◆ DATASET CONTENT:
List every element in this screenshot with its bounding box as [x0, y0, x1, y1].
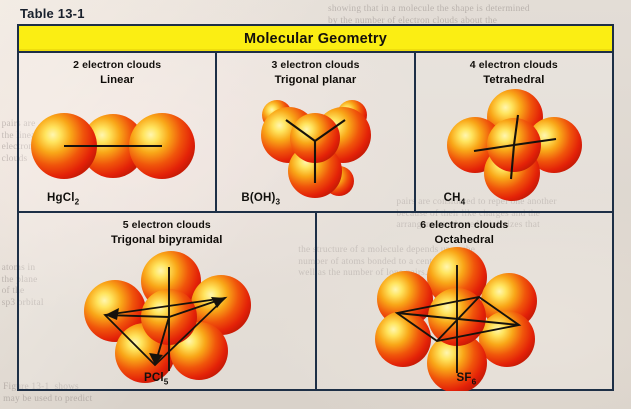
- table-row: 2 electron clouds Linear: [19, 53, 612, 213]
- cell-clouds-label: 6 electron clouds: [317, 219, 613, 231]
- cell-clouds-label: 5 electron clouds: [19, 219, 315, 231]
- model-tetrahedral: [440, 87, 590, 199]
- cell-shape-label: Trigonal bipyramidal: [19, 234, 315, 246]
- cell-trigonal-planar: 3 electron clouds Trigonal planar: [215, 53, 413, 211]
- table-title-bar: Molecular Geometry: [19, 26, 612, 53]
- cell-clouds-label: 2 electron clouds: [19, 59, 215, 71]
- cell-clouds-label: 4 electron clouds: [416, 59, 612, 71]
- cell-shape-label: Octahedral: [317, 234, 613, 246]
- model-trigonal-bipyramidal: [79, 253, 264, 383]
- cell-linear: 2 electron clouds Linear: [19, 53, 215, 211]
- cell-tetrahedral: 4 electron clouds Tetrahedral: [414, 53, 612, 211]
- cell-trigonal-bipyramidal: 5 electron clouds Trigonal bipyramidal: [19, 213, 315, 391]
- cell-shape-label: Trigonal planar: [217, 74, 413, 86]
- cell-header: 6 electron clouds Octahedral: [317, 219, 613, 246]
- model-trigonal-planar: [239, 91, 389, 196]
- cell-formula: SF6: [457, 372, 477, 386]
- cell-formula: HgCl2: [47, 192, 79, 206]
- table-row: 5 electron clouds Trigonal bipyramidal: [19, 213, 612, 391]
- cell-shape-label: Tetrahedral: [416, 74, 612, 86]
- cell-clouds-label: 3 electron clouds: [217, 59, 413, 71]
- model-octahedral: [369, 251, 554, 383]
- cell-octahedral: 6 electron clouds Octahedral: [315, 213, 613, 391]
- cell-header: 2 electron clouds Linear: [19, 59, 215, 86]
- table-title: Molecular Geometry: [244, 31, 387, 47]
- cell-header: 5 electron clouds Trigonal bipyramidal: [19, 219, 315, 246]
- cell-header: 4 electron clouds Tetrahedral: [416, 59, 612, 86]
- cell-formula: PCl5: [144, 372, 169, 386]
- molecular-geometry-table: Molecular Geometry 2 electron clouds Lin…: [17, 24, 614, 391]
- table-label: Table 13-1: [20, 6, 85, 21]
- cell-formula: CH4: [444, 192, 466, 206]
- cell-formula: B(OH)3: [241, 192, 280, 206]
- cell-header: 3 electron clouds Trigonal planar: [217, 59, 413, 86]
- model-linear: [29, 103, 199, 188]
- cell-shape-label: Linear: [19, 74, 215, 86]
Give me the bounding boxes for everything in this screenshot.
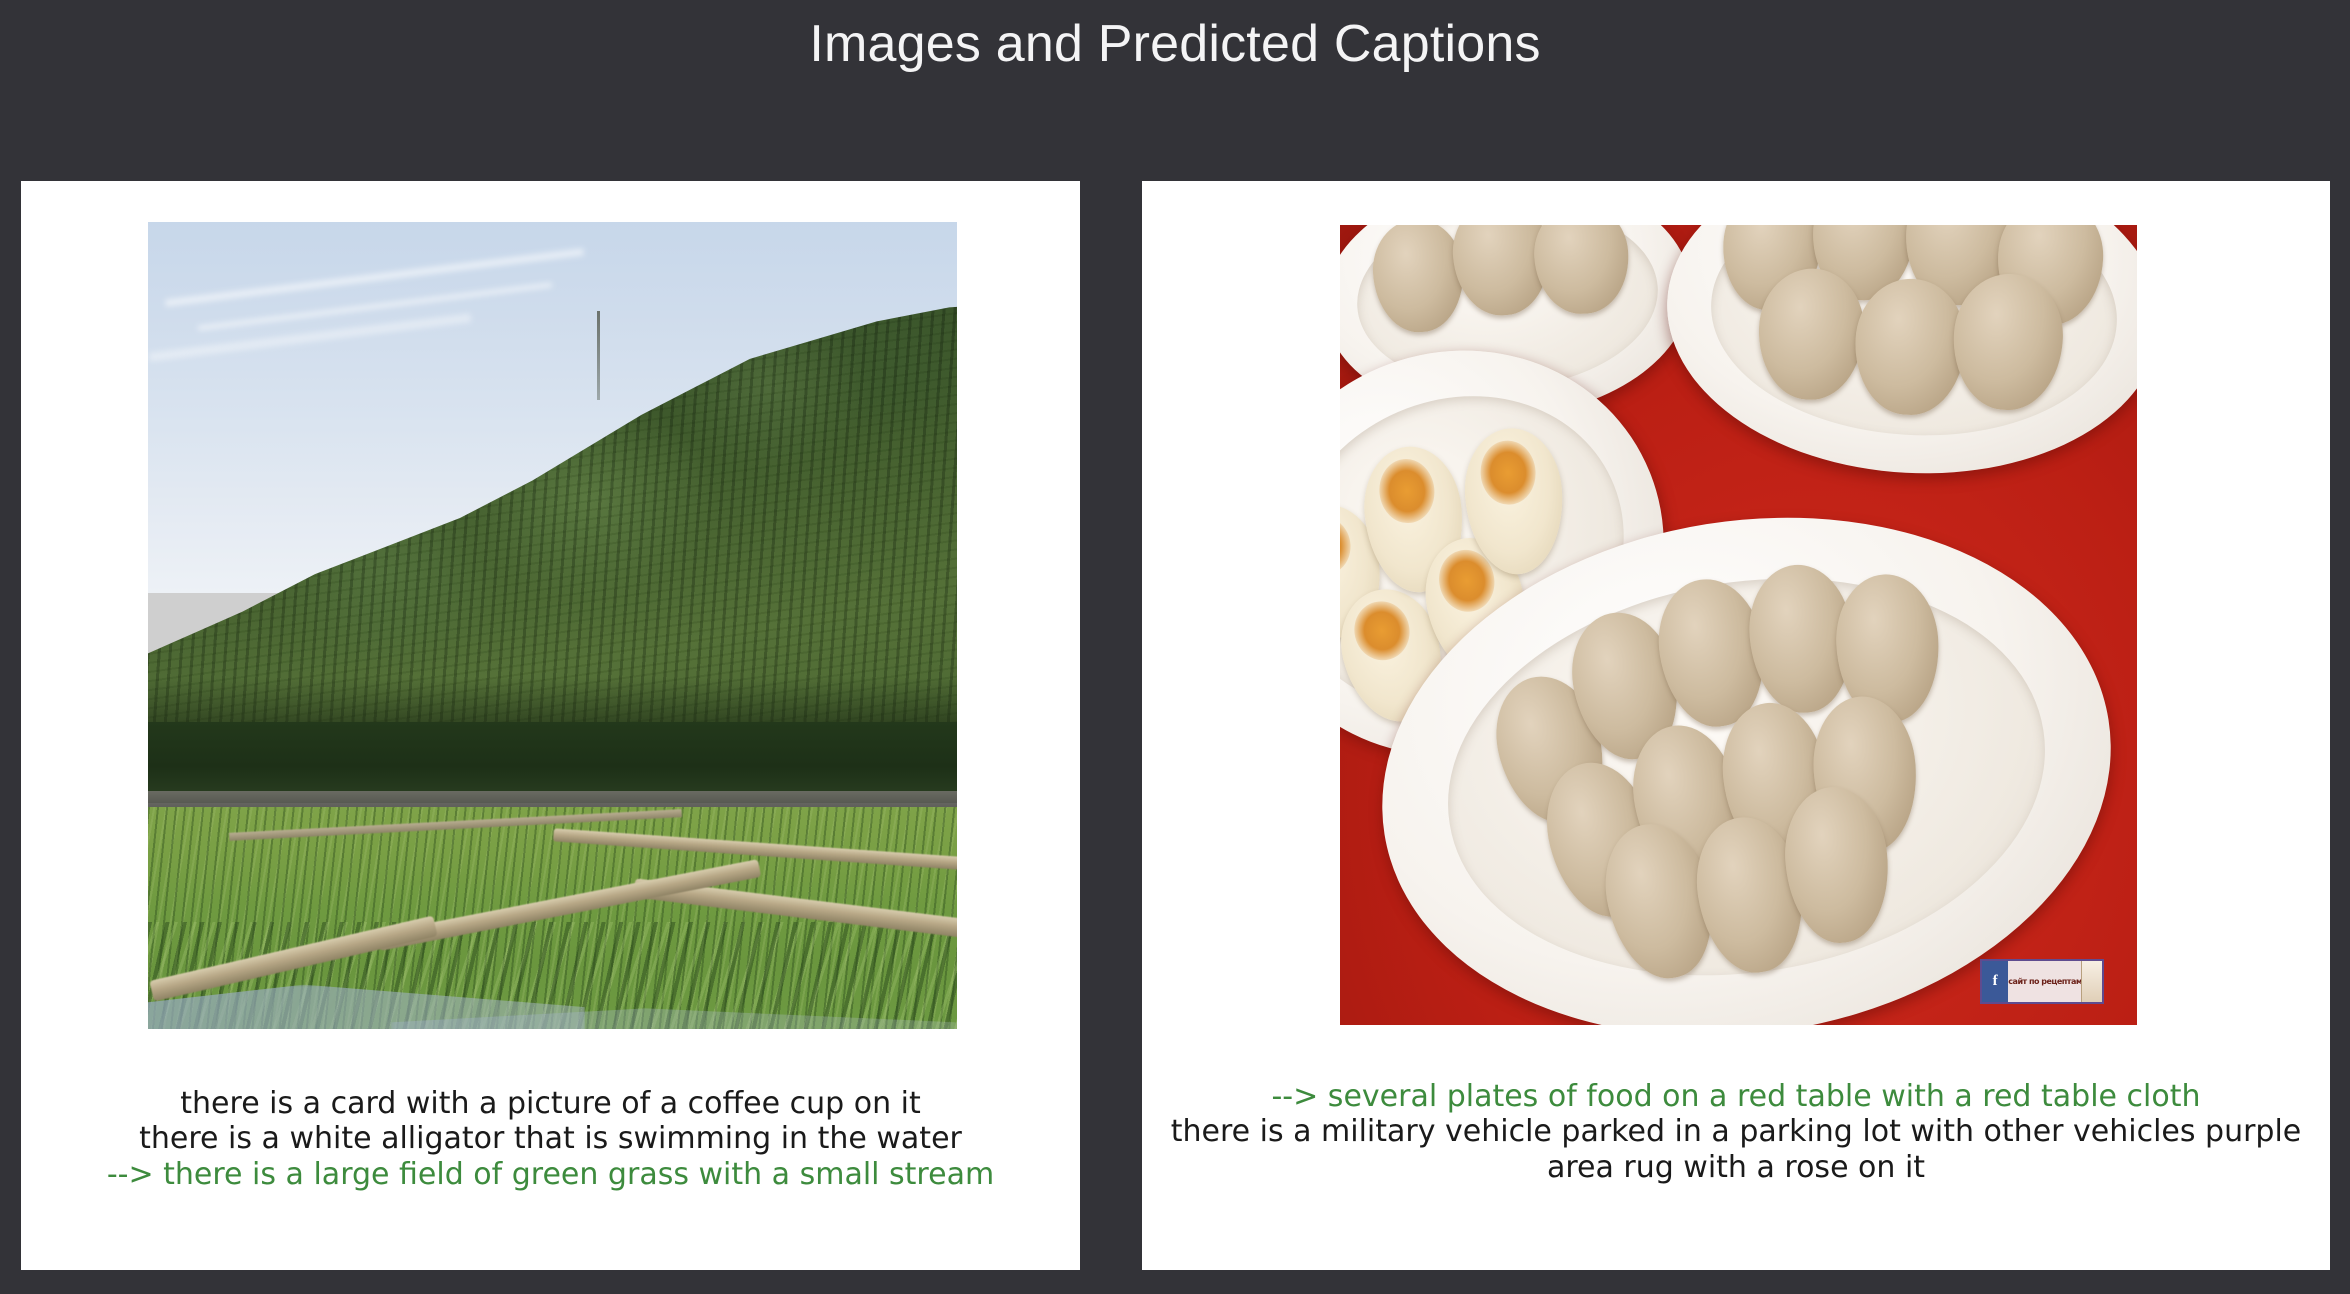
page-title: Images and Predicted Captions (0, 14, 2350, 74)
watermark-badge-icon (2081, 961, 2101, 1002)
caption-card-left: there is a card with a picture of a coff… (21, 181, 1080, 1270)
caption-card-right: f сайт по рецептам --> several plates of… (1142, 181, 2330, 1270)
cloud-streak (165, 248, 583, 306)
caption-line: there is a white alligator that is swimm… (27, 1121, 1074, 1156)
caption-list-left: there is a card with a picture of a coff… (21, 1086, 1080, 1192)
food-item (1531, 225, 1632, 317)
plate-surface (1419, 538, 2074, 1016)
watermark-text: сайт по рецептам (2008, 977, 2081, 986)
plate-surface (1705, 225, 2122, 445)
facebook-watermark: f сайт по рецептам (1980, 959, 2104, 1004)
facebook-icon: f (1982, 961, 2008, 1002)
predicted-caption-line: --> there is a large field of green gras… (27, 1157, 1074, 1192)
caption-line: there is a card with a picture of a coff… (27, 1086, 1074, 1121)
caption-list-right: --> several plates of food on a red tabl… (1142, 1079, 2330, 1185)
page-root: Images and Predicted Captions (0, 0, 2350, 1294)
predicted-caption-line: --> several plates of food on a red tabl… (1148, 1079, 2324, 1114)
image-plates-of-food: f сайт по рецептам (1340, 225, 2137, 1025)
antenna-tower (597, 311, 600, 400)
caption-line: there is a military vehicle parked in a … (1148, 1114, 2324, 1185)
image-rice-paddy-field (148, 222, 957, 1029)
cloud-streak (149, 314, 471, 362)
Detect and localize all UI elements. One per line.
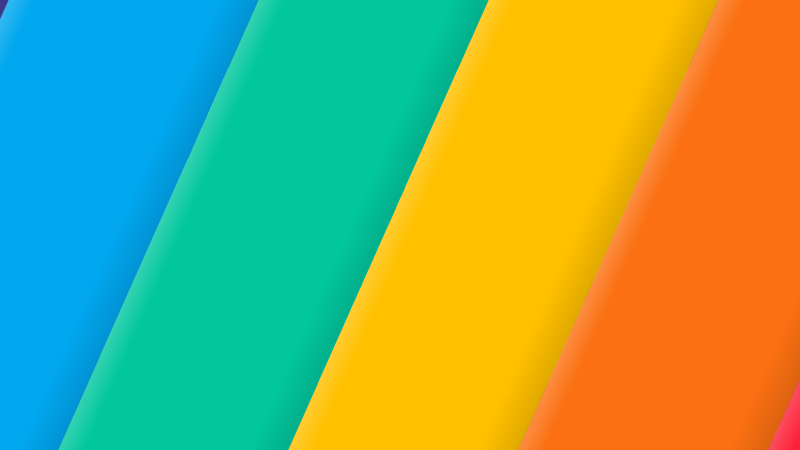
quote-image-canvas: EM QUEM TEMOS A REDENÇÃOPELO SEU SANGUE,… xyxy=(0,0,800,450)
background-stripes xyxy=(0,0,800,450)
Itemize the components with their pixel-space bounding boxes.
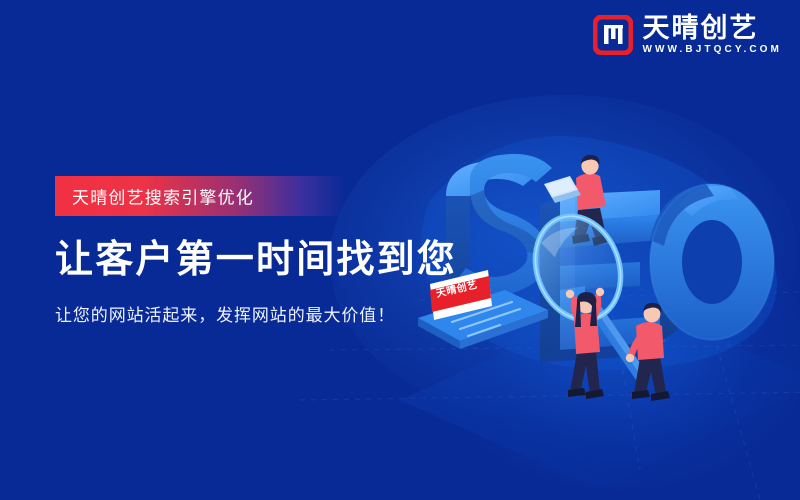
logo-website-url: WWW.BJTQCY.COM [642,45,782,55]
tagline-banner: 天晴创艺搜索引擎优化 [55,176,345,216]
tianqing-square-logo-icon [593,15,633,55]
hero-subtitle: 让您的网站活起来，发挥网站的最大价值！ [55,305,485,327]
seo-promo-banner: 天晴创艺 [0,0,800,500]
site-logo[interactable]: 天晴创艺 WWW.BJTQCY.COM [593,14,782,55]
hero-copy-block: 天晴创艺搜索引擎优化 让客户第一时间找到您 让您的网站活起来，发挥网站的最大价值… [55,176,485,327]
tagline-text: 天晴创艺搜索引擎优化 [72,184,254,209]
seo-letter-o [650,184,774,342]
logo-company-name: 天晴创艺 [642,14,758,42]
hero-headline: 让客户第一时间找到您 [55,239,485,283]
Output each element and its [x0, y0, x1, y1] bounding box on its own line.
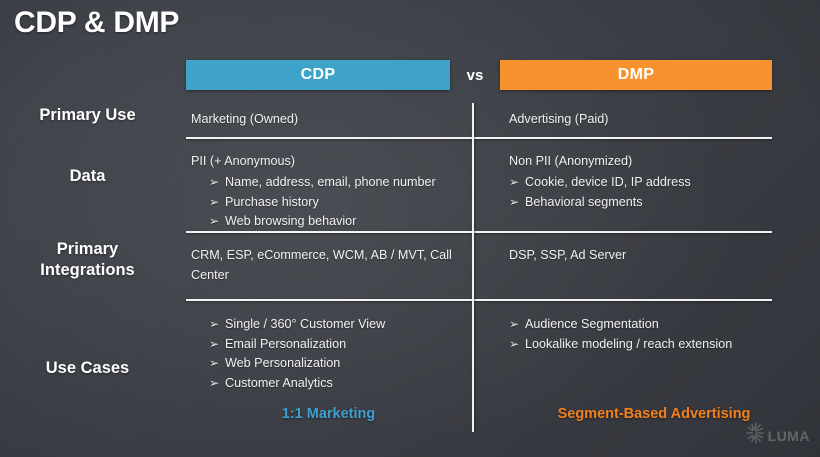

◆ REQUIREMENT: Please gather every line of the records above that contains the string "with". Case counts, so only lines that match its capitalization qualify.

◆ OUTPUT BELOW:
List every element in this screenshot with its bounding box as [x0, y0, x1, y1].
caption-card-left: there is a card with a picture of a coff… (21, 181, 1080, 1270)
caption-list-left: there is a card with a picture of a coff… (21, 1086, 1080, 1192)
caption-line: there is a card with a picture of a coff… (27, 1086, 1074, 1121)
Itemize the components with their pixel-space bounding boxes.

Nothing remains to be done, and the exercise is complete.